# [Task goal]
Search the material below for the string "SHOULDER" and list each line that holds it.

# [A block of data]

▽

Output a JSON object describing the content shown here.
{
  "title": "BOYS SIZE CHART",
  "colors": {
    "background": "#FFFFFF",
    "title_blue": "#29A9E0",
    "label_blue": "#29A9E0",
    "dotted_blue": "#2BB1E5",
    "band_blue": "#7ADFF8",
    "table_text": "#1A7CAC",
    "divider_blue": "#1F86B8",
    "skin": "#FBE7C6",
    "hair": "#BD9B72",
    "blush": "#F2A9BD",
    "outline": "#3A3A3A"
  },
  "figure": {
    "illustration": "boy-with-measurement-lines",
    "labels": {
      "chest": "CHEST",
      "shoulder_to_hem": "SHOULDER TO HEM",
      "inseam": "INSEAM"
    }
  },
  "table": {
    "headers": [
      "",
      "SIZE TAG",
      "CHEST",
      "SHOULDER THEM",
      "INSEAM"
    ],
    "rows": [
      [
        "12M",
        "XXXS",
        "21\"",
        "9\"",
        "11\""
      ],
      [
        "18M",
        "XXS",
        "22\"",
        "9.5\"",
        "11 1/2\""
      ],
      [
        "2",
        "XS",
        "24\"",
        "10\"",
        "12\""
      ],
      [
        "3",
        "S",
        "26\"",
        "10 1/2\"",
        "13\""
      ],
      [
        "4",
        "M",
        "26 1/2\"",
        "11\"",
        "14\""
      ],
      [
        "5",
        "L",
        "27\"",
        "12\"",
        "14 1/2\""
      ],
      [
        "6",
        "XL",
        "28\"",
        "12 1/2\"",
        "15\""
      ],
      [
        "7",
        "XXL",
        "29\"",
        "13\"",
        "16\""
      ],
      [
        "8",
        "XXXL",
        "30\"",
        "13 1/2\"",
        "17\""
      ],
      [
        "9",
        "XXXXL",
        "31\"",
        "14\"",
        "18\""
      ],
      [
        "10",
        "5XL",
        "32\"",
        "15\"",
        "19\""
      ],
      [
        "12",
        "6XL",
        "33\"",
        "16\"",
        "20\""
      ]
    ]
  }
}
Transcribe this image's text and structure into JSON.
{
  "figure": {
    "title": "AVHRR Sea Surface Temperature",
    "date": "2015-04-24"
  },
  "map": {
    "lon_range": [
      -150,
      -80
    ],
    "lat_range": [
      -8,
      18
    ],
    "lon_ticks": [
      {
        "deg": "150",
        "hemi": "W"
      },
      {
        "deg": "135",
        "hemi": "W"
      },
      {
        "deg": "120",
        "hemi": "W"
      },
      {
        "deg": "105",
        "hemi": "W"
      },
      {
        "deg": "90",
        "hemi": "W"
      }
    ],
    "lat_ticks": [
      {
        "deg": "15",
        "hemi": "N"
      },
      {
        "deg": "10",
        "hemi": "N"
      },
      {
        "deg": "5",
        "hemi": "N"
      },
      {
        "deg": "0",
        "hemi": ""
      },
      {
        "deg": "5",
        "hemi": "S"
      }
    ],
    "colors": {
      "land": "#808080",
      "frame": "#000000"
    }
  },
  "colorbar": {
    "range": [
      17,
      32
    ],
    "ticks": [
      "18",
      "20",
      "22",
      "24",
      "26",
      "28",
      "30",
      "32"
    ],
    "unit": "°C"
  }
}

△

# [The response]
      "shoulder_to_hem": "SHOULDER TO HEM",
      "SHOULDER THEM",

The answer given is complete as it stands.